### [WHAT YOU WILL DO]
Transcribe all records exactly.

[Structured figure records]
>> BEGIN

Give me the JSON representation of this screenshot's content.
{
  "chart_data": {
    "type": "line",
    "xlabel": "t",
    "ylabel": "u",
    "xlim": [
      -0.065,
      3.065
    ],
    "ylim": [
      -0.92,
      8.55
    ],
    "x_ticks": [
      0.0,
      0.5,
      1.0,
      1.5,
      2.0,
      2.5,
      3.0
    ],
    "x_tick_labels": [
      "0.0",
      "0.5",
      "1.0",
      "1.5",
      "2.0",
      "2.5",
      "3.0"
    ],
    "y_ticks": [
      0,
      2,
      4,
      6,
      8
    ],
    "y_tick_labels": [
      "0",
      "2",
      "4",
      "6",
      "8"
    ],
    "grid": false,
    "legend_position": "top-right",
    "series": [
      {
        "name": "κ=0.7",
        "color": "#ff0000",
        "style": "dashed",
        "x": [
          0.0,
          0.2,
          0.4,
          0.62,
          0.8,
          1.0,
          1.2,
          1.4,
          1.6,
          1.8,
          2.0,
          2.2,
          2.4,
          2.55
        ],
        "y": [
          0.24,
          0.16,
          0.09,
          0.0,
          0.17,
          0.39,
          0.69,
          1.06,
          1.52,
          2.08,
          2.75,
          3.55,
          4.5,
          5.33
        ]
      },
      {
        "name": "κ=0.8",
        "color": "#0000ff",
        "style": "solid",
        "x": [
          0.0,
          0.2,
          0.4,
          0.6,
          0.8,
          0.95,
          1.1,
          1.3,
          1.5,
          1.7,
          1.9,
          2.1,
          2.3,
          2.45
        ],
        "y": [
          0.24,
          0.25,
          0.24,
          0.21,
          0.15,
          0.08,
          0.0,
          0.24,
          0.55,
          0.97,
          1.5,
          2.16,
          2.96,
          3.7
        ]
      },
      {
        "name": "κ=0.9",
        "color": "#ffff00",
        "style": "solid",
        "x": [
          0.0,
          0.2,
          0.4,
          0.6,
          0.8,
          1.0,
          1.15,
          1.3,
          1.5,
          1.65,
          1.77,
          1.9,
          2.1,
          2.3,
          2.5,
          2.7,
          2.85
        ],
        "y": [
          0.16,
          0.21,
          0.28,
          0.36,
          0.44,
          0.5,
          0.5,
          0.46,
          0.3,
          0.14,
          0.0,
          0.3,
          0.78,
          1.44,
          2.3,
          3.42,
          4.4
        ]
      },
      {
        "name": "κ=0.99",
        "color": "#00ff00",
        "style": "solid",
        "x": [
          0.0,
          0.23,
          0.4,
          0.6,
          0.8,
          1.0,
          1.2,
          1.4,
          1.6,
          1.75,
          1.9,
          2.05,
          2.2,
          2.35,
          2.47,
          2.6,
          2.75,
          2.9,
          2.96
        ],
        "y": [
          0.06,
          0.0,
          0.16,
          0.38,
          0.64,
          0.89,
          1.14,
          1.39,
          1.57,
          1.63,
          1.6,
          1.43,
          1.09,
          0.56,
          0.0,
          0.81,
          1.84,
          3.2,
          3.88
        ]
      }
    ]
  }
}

>> END

### [RESULT]
Give me the JSON representation of this screenshot's content.
{
  "chart_data": {
    "type": "line",
    "xlabel": "t",
    "ylabel": "u",
    "xlim": [
      -0.065,
      3.065
    ],
    "ylim": [
      -0.92,
      8.55
    ],
    "x_ticks": [
      0.0,
      0.5,
      1.0,
      1.5,
      2.0,
      2.5,
      3.0
    ],
    "x_tick_labels": [
      "0.0",
      "0.5",
      "1.0",
      "1.5",
      "2.0",
      "2.5",
      "3.0"
    ],
    "y_ticks": [
      0,
      2,
      4,
      6,
      8
    ],
    "y_tick_labels": [
      "0",
      "2",
      "4",
      "6",
      "8"
    ],
    "grid": false,
    "legend_position": "top-right",
    "series": [
      {
        "name": "κ=0.7",
        "color": "#ff0000",
        "style": "dashed",
        "x": [
          0.0,
          0.2,
          0.4,
          0.62,
          0.8,
          1.0,
          1.2,
          1.4,
          1.6,
          1.8,
          2.0,
          2.2,
          2.4,
          2.55
        ],
        "y": [
          0.24,
          0.16,
          0.09,
          0.0,
          0.17,
          0.39,
          0.69,
          1.06,
          1.52,
          2.08,
          2.75,
          3.55,
          4.5,
          5.33
        ]
      },
      {
        "name": "κ=0.8",
        "color": "#0000ff",
        "style": "solid",
        "x": [
          0.0,
          0.2,
          0.4,
          0.6,
          0.8,
          0.95,
          1.1,
          1.3,
          1.5,
          1.7,
          1.9,
          2.1,
          2.3,
          2.45
        ],
        "y": [
          0.24,
          0.25,
          0.24,
          0.21,
          0.15,
          0.08,
          0.0,
          0.24,
          0.55,
          0.97,
          1.5,
          2.16,
          2.96,
          3.7
        ]
      },
      {
        "name": "κ=0.9",
        "color": "#ffff00",
        "style": "solid",
        "x": [
          0.0,
          0.2,
          0.4,
          0.6,
          0.8,
          1.0,
          1.15,
          1.3,
          1.5,
          1.65,
          1.77,
          1.9,
          2.1,
          2.3,
          2.5,
          2.7,
          2.85
        ],
        "y": [
          0.16,
          0.21,
          0.28,
          0.36,
          0.44,
          0.5,
          0.5,
          0.46,
          0.3,
          0.14,
          0.0,
          0.3,
          0.78,
          1.44,
          2.3,
          3.42,
          4.4
        ]
      },
      {
        "name": "κ=0.99",
        "color": "#00ff00",
        "style": "solid",
        "x": [
          0.0,
          0.23,
          0.4,
          0.6,
          0.8,
          1.0,
          1.2,
          1.4,
          1.6,
          1.75,
          1.9,
          2.05,
          2.2,
          2.35,
          2.47,
          2.6,
          2.75,
          2.9,
          2.96
        ],
        "y": [
          0.06,
          0.0,
          0.16,
          0.38,
          0.64,
          0.89,
          1.14,
          1.39,
          1.57,
          1.63,
          1.6,
          1.43,
          1.09,
          0.56,
          0.0,
          0.81,
          1.84,
          3.2,
          3.88
        ]
      }
    ]
  }
}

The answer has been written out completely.